■ Set task ■
Give only the number of lines in these records that contain the word "对我国老年社会保障体系的健全和完善提出了更高的要求".

Records contained in a dataset:
>> Start

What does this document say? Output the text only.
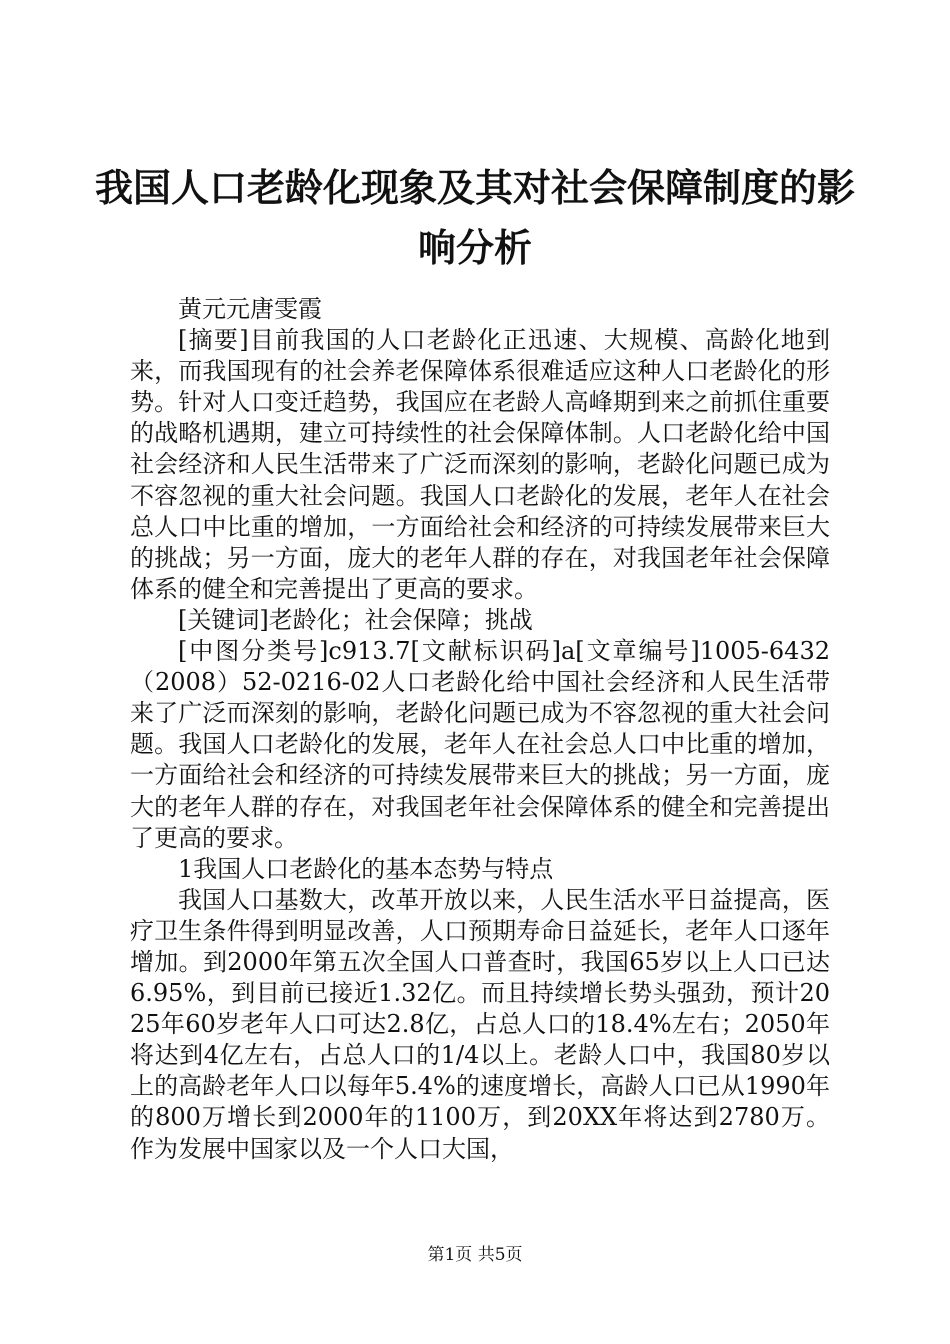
我国人口老龄化现象及其对社会保障制度的影响分析

黄元元唐雯霞

[摘要]目前我国的人口老龄化正迅速、大规模、高龄化地到来，而我国现有的社会养老保障体系很难适应这种人口老龄化的形势。针对人口变迁趋势，我国应在老龄人高峰期到来之前抓住重要的战略机遇期，建立可持续性的社会保障体制。人口老龄化给中国社会经济和人民生活带来了广泛而深刻的影响，老龄化问题已成为不容忽视的重大社会问题。我国人口老龄化的发展，老年人在社会总人口中比重的增加，一方面给社会和经济的可持续发展带来巨大的挑战；另一方面，庞大的老年人群的存在，对我国老年社会保障体系的健全和完善提出了更高的要求。

[关键词]老龄化；社会保障；挑战

[中图分类号]c913.7[文献标识码]a[文章编号]1005-6432（2008）52-0216-02人口老龄化给中国社会经济和人民生活带来了广泛而深刻的影响，老龄化问题已成为不容忽视的重大社会问题。我国人口老龄化的发展，老年人在社会总人口中比重的增加，一方面给社会和经济的可持续发展带来巨大的挑战；另一方面，庞大的老年人群的存在，对我国老年社会保障体系的健全和完善提出了更高的要求。

1我国人口老龄化的基本态势与特点

我国人口基数大，改革开放以来，人民生活水平日益提高，医疗卫生条件得到明显改善，人口预期寿命日益延长，老年人口逐年增加。到2000年第五次全国人口普查时，我国65岁以上人口已达6.95%，到目前已接近1.32亿。而且持续增长势头强劲，预计2025年60岁老年人口可达2.8亿，占总人口的18.4%左右；2050年将达到4亿左右，占总人口的1/4以上。老龄人口中，我国80岁以上的高龄老年人口以每年5.4%的速度增长，高龄人口已从1990年的800万增长到2000年的1100万，到20XX年将达到2780万。作为发展中国家以及一个人口大国，

第1页 共5页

>> End

■ Complete output ■
2